To be done » Copy the full set of lines exactly as given.

Input data »
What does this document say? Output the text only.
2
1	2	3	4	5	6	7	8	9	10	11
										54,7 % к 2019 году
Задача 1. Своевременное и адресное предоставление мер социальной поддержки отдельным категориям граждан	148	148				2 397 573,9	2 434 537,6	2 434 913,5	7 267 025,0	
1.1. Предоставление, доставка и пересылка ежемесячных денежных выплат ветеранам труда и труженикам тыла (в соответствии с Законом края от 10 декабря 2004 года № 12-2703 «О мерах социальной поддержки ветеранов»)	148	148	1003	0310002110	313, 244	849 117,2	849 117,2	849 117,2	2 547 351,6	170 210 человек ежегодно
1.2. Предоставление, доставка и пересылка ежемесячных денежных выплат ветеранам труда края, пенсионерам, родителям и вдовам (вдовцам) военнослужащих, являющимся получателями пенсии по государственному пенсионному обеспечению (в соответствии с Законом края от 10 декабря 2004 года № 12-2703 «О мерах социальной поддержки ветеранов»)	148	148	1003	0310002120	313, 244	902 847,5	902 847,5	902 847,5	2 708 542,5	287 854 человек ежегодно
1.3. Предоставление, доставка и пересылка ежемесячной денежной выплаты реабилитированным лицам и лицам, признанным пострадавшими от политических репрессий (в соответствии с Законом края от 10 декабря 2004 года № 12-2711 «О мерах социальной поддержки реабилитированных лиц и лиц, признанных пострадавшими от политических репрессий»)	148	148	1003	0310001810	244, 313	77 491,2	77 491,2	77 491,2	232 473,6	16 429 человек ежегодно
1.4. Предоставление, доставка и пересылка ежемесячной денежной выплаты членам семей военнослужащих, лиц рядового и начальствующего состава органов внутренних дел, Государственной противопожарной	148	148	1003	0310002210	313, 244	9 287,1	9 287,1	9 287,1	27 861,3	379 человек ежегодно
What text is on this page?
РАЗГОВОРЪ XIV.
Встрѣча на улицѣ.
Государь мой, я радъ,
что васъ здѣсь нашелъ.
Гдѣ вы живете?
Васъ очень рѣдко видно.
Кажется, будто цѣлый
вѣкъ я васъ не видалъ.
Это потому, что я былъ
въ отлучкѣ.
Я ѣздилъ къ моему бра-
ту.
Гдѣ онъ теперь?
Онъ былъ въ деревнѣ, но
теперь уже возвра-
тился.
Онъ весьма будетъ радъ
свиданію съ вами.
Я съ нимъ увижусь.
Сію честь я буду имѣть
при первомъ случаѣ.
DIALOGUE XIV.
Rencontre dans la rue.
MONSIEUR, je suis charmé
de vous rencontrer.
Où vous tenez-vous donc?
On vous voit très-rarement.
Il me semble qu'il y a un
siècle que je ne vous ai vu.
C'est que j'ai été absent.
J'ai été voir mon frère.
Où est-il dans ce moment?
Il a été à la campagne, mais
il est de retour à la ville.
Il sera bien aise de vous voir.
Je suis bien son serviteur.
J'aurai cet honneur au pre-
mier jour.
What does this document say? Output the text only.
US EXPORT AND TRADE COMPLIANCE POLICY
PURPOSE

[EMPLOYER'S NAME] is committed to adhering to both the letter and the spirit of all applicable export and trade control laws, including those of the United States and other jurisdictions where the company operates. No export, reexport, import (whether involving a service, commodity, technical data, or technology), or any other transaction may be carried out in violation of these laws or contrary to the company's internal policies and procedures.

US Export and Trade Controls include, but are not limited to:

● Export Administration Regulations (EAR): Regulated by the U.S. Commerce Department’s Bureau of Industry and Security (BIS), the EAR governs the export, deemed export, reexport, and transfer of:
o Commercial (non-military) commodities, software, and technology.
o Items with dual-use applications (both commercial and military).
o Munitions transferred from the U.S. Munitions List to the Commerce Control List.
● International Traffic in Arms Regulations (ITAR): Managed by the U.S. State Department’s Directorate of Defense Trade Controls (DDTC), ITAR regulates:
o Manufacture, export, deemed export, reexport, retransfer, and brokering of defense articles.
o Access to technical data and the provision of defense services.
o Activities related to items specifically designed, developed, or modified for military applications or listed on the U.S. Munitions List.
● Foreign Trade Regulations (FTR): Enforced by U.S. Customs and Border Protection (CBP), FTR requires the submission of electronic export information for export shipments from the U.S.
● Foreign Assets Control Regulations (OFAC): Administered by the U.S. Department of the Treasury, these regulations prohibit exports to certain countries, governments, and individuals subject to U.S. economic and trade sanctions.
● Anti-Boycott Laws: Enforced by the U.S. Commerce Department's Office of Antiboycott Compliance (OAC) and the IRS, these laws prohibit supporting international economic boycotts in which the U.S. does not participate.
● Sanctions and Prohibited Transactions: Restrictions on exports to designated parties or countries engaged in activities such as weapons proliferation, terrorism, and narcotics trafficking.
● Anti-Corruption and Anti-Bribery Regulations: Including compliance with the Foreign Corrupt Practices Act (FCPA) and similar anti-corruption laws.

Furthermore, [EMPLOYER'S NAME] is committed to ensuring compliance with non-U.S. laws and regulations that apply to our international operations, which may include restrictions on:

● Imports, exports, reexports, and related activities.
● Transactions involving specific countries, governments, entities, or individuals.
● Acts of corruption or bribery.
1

Answer below »
What does this document say? Output the text only.
2
1	2	3	4	5	6	7	8	9	10	11
										54,7 % к 2019 году
Задача 1. Своевременное и адресное предоставление мер социальной поддержки отдельным категориям граждан	148	148				2 397 573,9	2 434 537,6	2 434 913,5	7 267 025,0	
1.1. Предоставление, доставка и пересылка ежемесячных денежных выплат ветеранам труда и труженикам тыла (в соответствии с Законом края от 10 декабря 2004 года № 12-2703 «О мерах социальной поддержки ветеранов»)	148	148	1003	0310002110	313, 244	849 117,2	849 117,2	849 117,2	2 547 351,6	170 210 человек ежегодно
1.2. Предоставление, доставка и пересылка ежемесячных денежных выплат ветеранам труда края, пенсионерам, родителям и вдовам (вдовцам) военнослужащих, являющимся получателями пенсии по государственному пенсионному обеспечению (в соответствии с Законом края от 10 декабря 2004 года № 12-2703 «О мерах социальной поддержки ветеранов»)	148	148	1003	0310002120	313, 244	902 847,5	902 847,5	902 847,5	2 708 542,5	287 854 человек ежегодно
1.3. Предоставление, доставка и пересылка ежемесячной денежной выплаты реабилитированным лицам и лицам, признанным пострадавшими от политических репрессий (в соответствии с Законом края от 10 декабря 2004 года № 12-2711 «О мерах социальной поддержки реабилитированных лиц и лиц, признанных пострадавшими от политических репрессий»)	148	148	1003	0310001810	244, 313	77 491,2	77 491,2	77 491,2	232 473,6	16 429 человек ежегодно
1.4. Предоставление, доставка и пересылка ежемесячной денежной выплаты членам семей военнослужащих, лиц рядового и начальствующего состава органов внутренних дел, Государственной противопожарной	148	148	1003	0310002210	313, 244	9 287,1	9 287,1	9 287,1	27 861,3	379 человек ежегодно
What text is on this page?
РАЗГОВОРЪ XIV.
Встрѣча на улицѣ.
Государь мой, я радъ,
что васъ здѣсь нашелъ.
Гдѣ вы живете?
Васъ очень рѣдко видно.
Кажется, будто цѣлый
вѣкъ я васъ не видалъ.
Это потому, что я былъ
въ отлучкѣ.
Я ѣздилъ къ моему бра-
ту.
Гдѣ онъ теперь?
Онъ былъ въ деревнѣ, но
теперь уже возвра-
тился.
Онъ весьма будетъ радъ
свиданію съ вами.
Я съ нимъ увижусь.
Сію честь я буду имѣть
при первомъ случаѣ.
DIALOGUE XIV.
Rencontre dans la rue.
MONSIEUR, je suis charmé
de vous rencontrer.
Où vous tenez-vous donc?
On vous voit très-rarement.
Il me semble qu'il y a un
siècle que je ne vous ai vu.
C'est que j'ai été absent.
J'ai été voir mon frère.
Où est-il dans ce moment?
Il a été à la campagne, mais
il est de retour à la ville.
Il sera bien aise de vous voir.
Je suis bien son serviteur.
J'aurai cet honneur au pre-
mier jour.
What does this document say? Output the text only.
US EXPORT AND TRADE COMPLIANCE POLICY
PURPOSE

[EMPLOYER'S NAME] is committed to adhering to both the letter and the spirit of all applicable export and trade control laws, including those of the United States and other jurisdictions where the company operates. No export, reexport, import (whether involving a service, commodity, technical data, or technology), or any other transaction may be carried out in violation of these laws or contrary to the company's internal policies and procedures.

US Export and Trade Controls include, but are not limited to:

● Export Administration Regulations (EAR): Regulated by the U.S. Commerce Department’s Bureau of Industry and Security (BIS), the EAR governs the export, deemed export, reexport, and transfer of:
o Commercial (non-military) commodities, software, and technology.
o Items with dual-use applications (both commercial and military).
o Munitions transferred from the U.S. Munitions List to the Commerce Control List.
● International Traffic in Arms Regulations (ITAR): Managed by the U.S. State Department’s Directorate of Defense Trade Controls (DDTC), ITAR regulates:
o Manufacture, export, deemed export, reexport, retransfer, and brokering of defense articles.
o Access to technical data and the provision of defense services.
o Activities related to items specifically designed, developed, or modified for military applications or listed on the U.S. Munitions List.
● Foreign Trade Regulations (FTR): Enforced by U.S. Customs and Border Protection (CBP), FTR requires the submission of electronic export information for export shipments from the U.S.
● Foreign Assets Control Regulations (OFAC): Administered by the U.S. Department of the Treasury, these regulations prohibit exports to certain countries, governments, and individuals subject to U.S. economic and trade sanctions.
● Anti-Boycott Laws: Enforced by the U.S. Commerce Department's Office of Antiboycott Compliance (OAC) and the IRS, these laws prohibit supporting international economic boycotts in which the U.S. does not participate.
● Sanctions and Prohibited Transactions: Restrictions on exports to designated parties or countries engaged in activities such as weapons proliferation, terrorism, and narcotics trafficking.
● Anti-Corruption and Anti-Bribery Regulations: Including compliance with the Foreign Corrupt Practices Act (FCPA) and similar anti-corruption laws.

Furthermore, [EMPLOYER'S NAME] is committed to ensuring compliance with non-U.S. laws and regulations that apply to our international operations, which may include restrictions on:

● Imports, exports, reexports, and related activities.
● Transactions involving specific countries, governments, entities, or individuals.
● Acts of corruption or bribery.
1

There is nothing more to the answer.